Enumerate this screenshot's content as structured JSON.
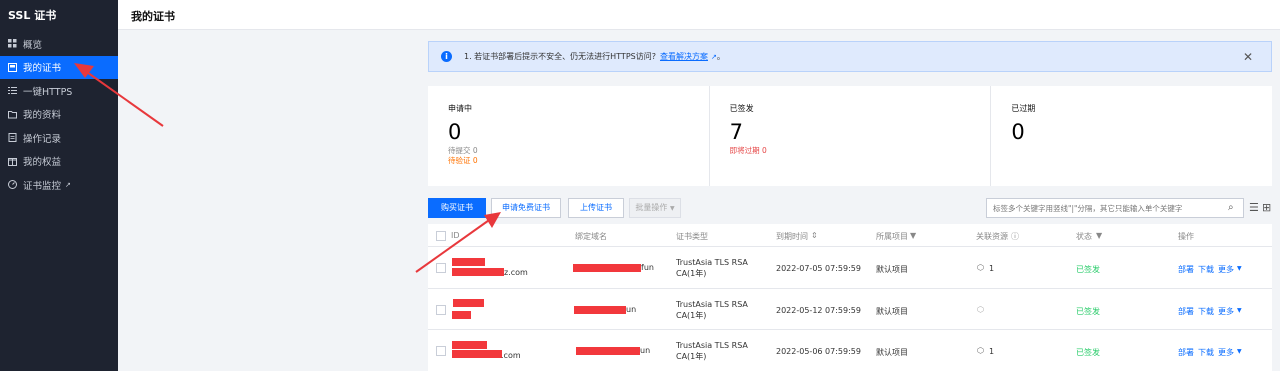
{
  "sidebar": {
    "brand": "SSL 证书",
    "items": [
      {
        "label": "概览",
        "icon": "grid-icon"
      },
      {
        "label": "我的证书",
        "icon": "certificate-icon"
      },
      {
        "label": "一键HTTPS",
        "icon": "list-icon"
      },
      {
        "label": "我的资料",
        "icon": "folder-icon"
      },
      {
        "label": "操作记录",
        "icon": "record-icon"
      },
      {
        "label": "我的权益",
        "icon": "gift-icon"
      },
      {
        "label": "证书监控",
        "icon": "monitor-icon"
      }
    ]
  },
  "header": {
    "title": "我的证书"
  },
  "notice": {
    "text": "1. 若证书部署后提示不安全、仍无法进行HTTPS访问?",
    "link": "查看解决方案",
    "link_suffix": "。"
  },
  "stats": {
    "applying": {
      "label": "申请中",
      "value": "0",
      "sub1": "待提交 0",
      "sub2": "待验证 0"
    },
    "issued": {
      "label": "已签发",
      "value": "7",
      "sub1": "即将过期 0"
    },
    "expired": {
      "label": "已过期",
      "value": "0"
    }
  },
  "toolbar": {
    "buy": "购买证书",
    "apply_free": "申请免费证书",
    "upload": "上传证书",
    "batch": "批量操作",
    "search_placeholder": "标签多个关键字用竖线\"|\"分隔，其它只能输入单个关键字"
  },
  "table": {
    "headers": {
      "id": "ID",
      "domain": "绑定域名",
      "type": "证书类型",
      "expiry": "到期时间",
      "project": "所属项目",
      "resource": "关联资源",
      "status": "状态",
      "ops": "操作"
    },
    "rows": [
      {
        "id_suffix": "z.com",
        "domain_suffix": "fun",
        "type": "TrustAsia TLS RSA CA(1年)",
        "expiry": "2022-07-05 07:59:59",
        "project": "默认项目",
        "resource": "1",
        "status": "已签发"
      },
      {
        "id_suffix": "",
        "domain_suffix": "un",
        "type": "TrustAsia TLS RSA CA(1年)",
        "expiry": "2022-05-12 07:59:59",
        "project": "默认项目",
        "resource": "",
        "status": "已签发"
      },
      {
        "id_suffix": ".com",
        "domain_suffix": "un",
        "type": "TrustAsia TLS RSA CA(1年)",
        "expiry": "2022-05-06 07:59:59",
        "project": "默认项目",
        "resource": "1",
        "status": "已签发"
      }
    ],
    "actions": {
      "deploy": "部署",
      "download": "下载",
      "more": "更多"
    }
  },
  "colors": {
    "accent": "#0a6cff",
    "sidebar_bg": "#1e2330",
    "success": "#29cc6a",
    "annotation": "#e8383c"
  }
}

* * *

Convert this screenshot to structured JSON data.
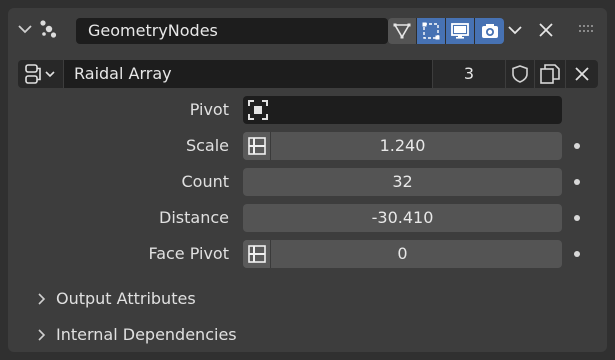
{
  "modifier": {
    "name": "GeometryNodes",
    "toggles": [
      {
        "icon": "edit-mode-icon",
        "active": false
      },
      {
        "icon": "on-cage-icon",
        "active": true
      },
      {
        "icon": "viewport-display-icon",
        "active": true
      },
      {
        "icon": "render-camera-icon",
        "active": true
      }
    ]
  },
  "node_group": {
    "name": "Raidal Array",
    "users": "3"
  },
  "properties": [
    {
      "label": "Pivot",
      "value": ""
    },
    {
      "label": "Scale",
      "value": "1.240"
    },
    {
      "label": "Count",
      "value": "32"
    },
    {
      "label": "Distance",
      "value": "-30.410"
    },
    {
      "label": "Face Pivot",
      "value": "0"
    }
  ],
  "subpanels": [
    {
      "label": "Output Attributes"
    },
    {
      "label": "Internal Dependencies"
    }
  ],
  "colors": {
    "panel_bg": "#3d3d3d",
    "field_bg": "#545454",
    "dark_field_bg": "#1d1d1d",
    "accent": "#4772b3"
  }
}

What is required: State how many lines of the listing include "name", and nothing more.

Full output: 2